GIVEN REQUEST
Repeat the entries that follow verbatim, without any of their pictures.

RECORD EXTRACTS
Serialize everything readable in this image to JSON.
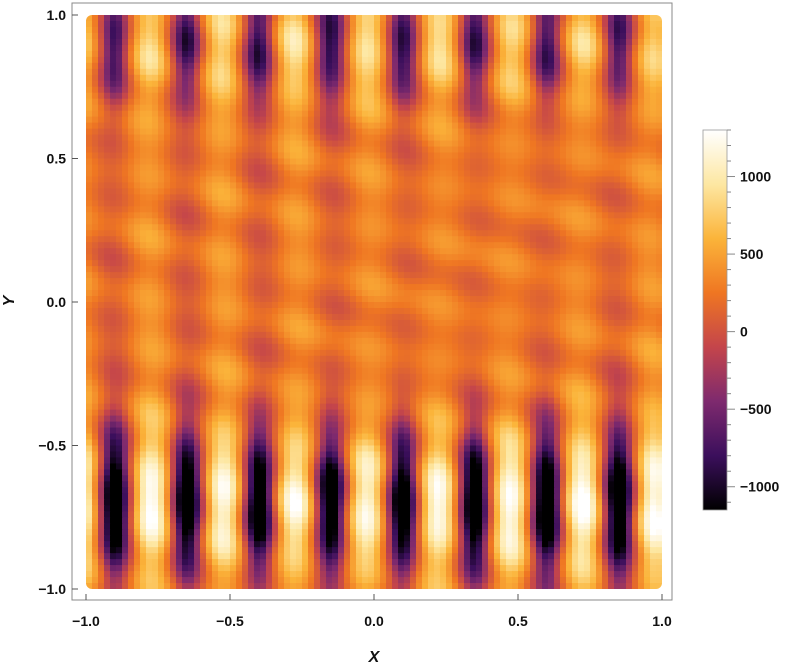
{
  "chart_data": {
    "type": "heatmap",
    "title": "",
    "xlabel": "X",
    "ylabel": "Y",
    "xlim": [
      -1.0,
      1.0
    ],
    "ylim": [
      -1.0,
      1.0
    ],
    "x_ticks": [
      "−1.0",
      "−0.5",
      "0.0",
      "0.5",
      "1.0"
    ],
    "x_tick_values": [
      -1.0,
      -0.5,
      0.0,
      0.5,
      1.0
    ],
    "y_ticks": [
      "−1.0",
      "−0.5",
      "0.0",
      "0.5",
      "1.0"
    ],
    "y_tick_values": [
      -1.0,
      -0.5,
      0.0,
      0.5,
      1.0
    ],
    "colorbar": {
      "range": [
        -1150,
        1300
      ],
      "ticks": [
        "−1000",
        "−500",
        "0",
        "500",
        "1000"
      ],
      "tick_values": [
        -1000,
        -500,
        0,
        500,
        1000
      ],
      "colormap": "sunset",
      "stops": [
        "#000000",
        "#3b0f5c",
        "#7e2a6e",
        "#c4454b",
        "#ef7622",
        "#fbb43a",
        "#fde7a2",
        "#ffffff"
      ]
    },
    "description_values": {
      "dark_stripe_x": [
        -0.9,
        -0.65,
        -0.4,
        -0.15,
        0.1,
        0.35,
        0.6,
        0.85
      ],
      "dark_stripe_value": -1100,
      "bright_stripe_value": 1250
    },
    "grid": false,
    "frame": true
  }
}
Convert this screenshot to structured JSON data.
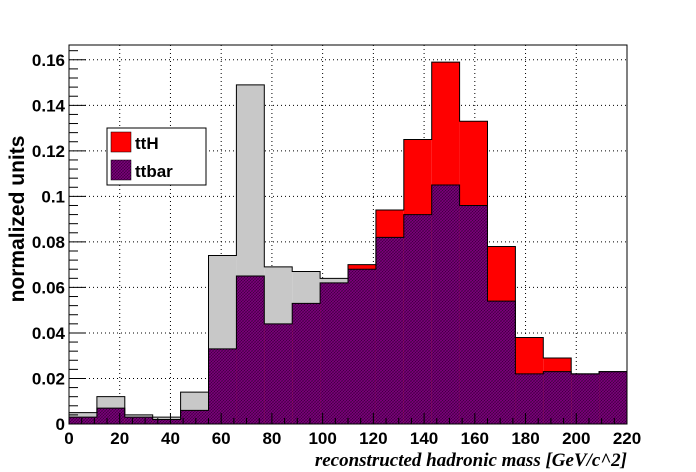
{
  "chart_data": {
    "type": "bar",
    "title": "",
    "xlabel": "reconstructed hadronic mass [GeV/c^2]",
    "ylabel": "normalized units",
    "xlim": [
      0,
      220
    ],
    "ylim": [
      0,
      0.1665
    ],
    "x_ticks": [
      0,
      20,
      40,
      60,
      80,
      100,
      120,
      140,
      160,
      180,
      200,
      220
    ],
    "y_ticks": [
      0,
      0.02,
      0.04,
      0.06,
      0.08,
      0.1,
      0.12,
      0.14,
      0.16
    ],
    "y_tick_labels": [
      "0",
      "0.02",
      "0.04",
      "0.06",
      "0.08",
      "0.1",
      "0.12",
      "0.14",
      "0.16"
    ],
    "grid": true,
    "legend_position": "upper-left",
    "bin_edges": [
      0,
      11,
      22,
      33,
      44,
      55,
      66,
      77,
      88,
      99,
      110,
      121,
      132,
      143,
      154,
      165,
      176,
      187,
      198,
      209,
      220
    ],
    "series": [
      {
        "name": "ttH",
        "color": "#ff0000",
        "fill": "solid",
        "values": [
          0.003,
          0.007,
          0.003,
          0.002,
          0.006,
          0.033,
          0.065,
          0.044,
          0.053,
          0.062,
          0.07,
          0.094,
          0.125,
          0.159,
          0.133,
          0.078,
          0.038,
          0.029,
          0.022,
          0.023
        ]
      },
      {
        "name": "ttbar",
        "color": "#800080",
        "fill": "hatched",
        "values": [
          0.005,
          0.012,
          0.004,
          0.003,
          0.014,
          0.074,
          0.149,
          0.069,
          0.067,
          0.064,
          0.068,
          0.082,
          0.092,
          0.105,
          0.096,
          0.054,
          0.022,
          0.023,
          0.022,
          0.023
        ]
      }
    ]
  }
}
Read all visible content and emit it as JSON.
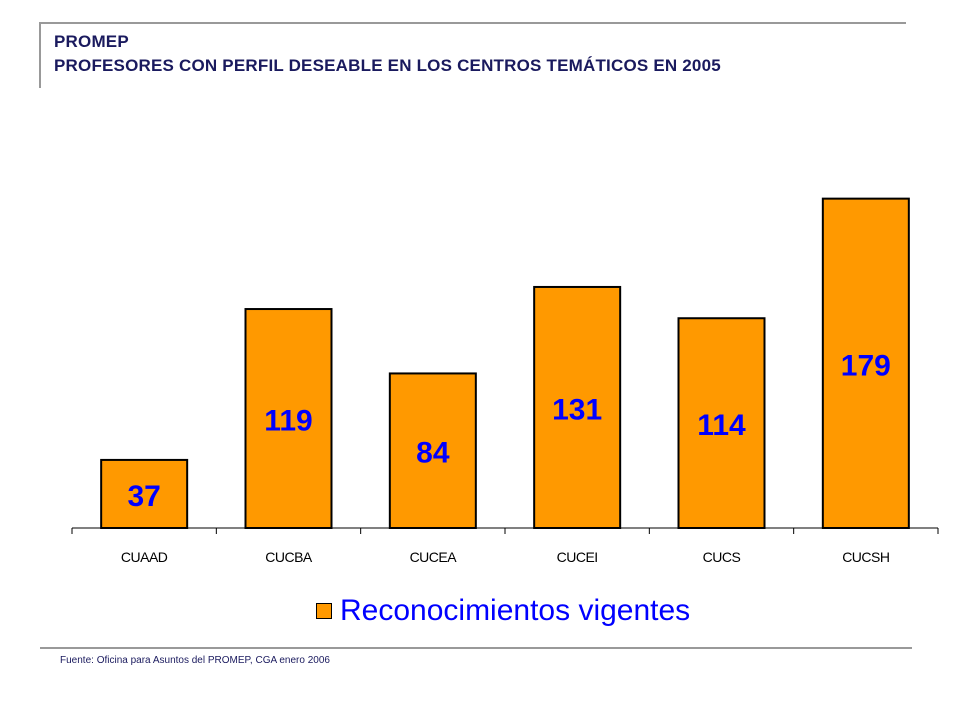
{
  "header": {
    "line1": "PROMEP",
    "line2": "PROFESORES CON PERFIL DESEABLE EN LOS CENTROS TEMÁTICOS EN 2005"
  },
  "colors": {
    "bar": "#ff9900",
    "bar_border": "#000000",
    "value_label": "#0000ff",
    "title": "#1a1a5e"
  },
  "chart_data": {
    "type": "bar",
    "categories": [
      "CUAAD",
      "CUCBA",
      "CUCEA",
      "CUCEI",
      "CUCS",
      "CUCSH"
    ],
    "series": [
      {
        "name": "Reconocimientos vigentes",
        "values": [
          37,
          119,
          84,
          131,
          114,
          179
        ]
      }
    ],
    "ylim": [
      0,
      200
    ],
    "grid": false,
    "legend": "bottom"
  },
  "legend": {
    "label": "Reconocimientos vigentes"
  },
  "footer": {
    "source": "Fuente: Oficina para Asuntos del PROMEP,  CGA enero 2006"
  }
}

RESULT OF THE EXERCISE
Serialize everything readable in this image to JSON.
{
  "chart_data": {
    "type": "heatmap",
    "title": "",
    "xlabel": "X",
    "ylabel": "Y",
    "xlim": [
      -1.0,
      1.0
    ],
    "ylim": [
      -1.0,
      1.0
    ],
    "x_ticks": [
      "−1.0",
      "−0.5",
      "0.0",
      "0.5",
      "1.0"
    ],
    "x_tick_values": [
      -1.0,
      -0.5,
      0.0,
      0.5,
      1.0
    ],
    "y_ticks": [
      "−1.0",
      "−0.5",
      "0.0",
      "0.5",
      "1.0"
    ],
    "y_tick_values": [
      -1.0,
      -0.5,
      0.0,
      0.5,
      1.0
    ],
    "colorbar": {
      "range": [
        -1150,
        1300
      ],
      "ticks": [
        "−1000",
        "−500",
        "0",
        "500",
        "1000"
      ],
      "tick_values": [
        -1000,
        -500,
        0,
        500,
        1000
      ],
      "colormap": "sunset",
      "stops": [
        "#000000",
        "#3b0f5c",
        "#7e2a6e",
        "#c4454b",
        "#ef7622",
        "#fbb43a",
        "#fde7a2",
        "#ffffff"
      ]
    },
    "description_values": {
      "dark_stripe_x": [
        -0.9,
        -0.65,
        -0.4,
        -0.15,
        0.1,
        0.35,
        0.6,
        0.85
      ],
      "dark_stripe_value": -1100,
      "bright_stripe_value": 1250
    },
    "grid": false,
    "frame": true
  }
}
Convert this screenshot to structured JSON data.
{
  "chart_data": {
    "type": "bar",
    "title": "",
    "xlabel": "reconstructed hadronic mass [GeV/c^2]",
    "ylabel": "normalized units",
    "xlim": [
      0,
      220
    ],
    "ylim": [
      0,
      0.1665
    ],
    "x_ticks": [
      0,
      20,
      40,
      60,
      80,
      100,
      120,
      140,
      160,
      180,
      200,
      220
    ],
    "y_ticks": [
      0,
      0.02,
      0.04,
      0.06,
      0.08,
      0.1,
      0.12,
      0.14,
      0.16
    ],
    "y_tick_labels": [
      "0",
      "0.02",
      "0.04",
      "0.06",
      "0.08",
      "0.1",
      "0.12",
      "0.14",
      "0.16"
    ],
    "grid": true,
    "legend_position": "upper-left",
    "bin_edges": [
      0,
      11,
      22,
      33,
      44,
      55,
      66,
      77,
      88,
      99,
      110,
      121,
      132,
      143,
      154,
      165,
      176,
      187,
      198,
      209,
      220
    ],
    "series": [
      {
        "name": "ttH",
        "color": "#ff0000",
        "fill": "solid",
        "values": [
          0.003,
          0.007,
          0.003,
          0.002,
          0.006,
          0.033,
          0.065,
          0.044,
          0.053,
          0.062,
          0.07,
          0.094,
          0.125,
          0.159,
          0.133,
          0.078,
          0.038,
          0.029,
          0.022,
          0.023
        ]
      },
      {
        "name": "ttbar",
        "color": "#800080",
        "fill": "hatched",
        "values": [
          0.005,
          0.012,
          0.004,
          0.003,
          0.014,
          0.074,
          0.149,
          0.069,
          0.067,
          0.064,
          0.068,
          0.082,
          0.092,
          0.105,
          0.096,
          0.054,
          0.022,
          0.023,
          0.022,
          0.023
        ]
      }
    ]
  }
}
Read all visible content and emit it as JSON.
{
  "header": {
    "line1": "PROMEP",
    "line2": "PROFESORES CON PERFIL DESEABLE EN LOS CENTROS TEMÁTICOS EN 2005"
  },
  "colors": {
    "bar": "#ff9900",
    "bar_border": "#000000",
    "value_label": "#0000ff",
    "title": "#1a1a5e"
  },
  "chart_data": {
    "type": "bar",
    "categories": [
      "CUAAD",
      "CUCBA",
      "CUCEA",
      "CUCEI",
      "CUCS",
      "CUCSH"
    ],
    "series": [
      {
        "name": "Reconocimientos vigentes",
        "values": [
          37,
          119,
          84,
          131,
          114,
          179
        ]
      }
    ],
    "ylim": [
      0,
      200
    ],
    "grid": false,
    "legend": "bottom"
  },
  "legend": {
    "label": "Reconocimientos vigentes"
  },
  "footer": {
    "source": "Fuente: Oficina para Asuntos del PROMEP,  CGA enero 2006"
  }
}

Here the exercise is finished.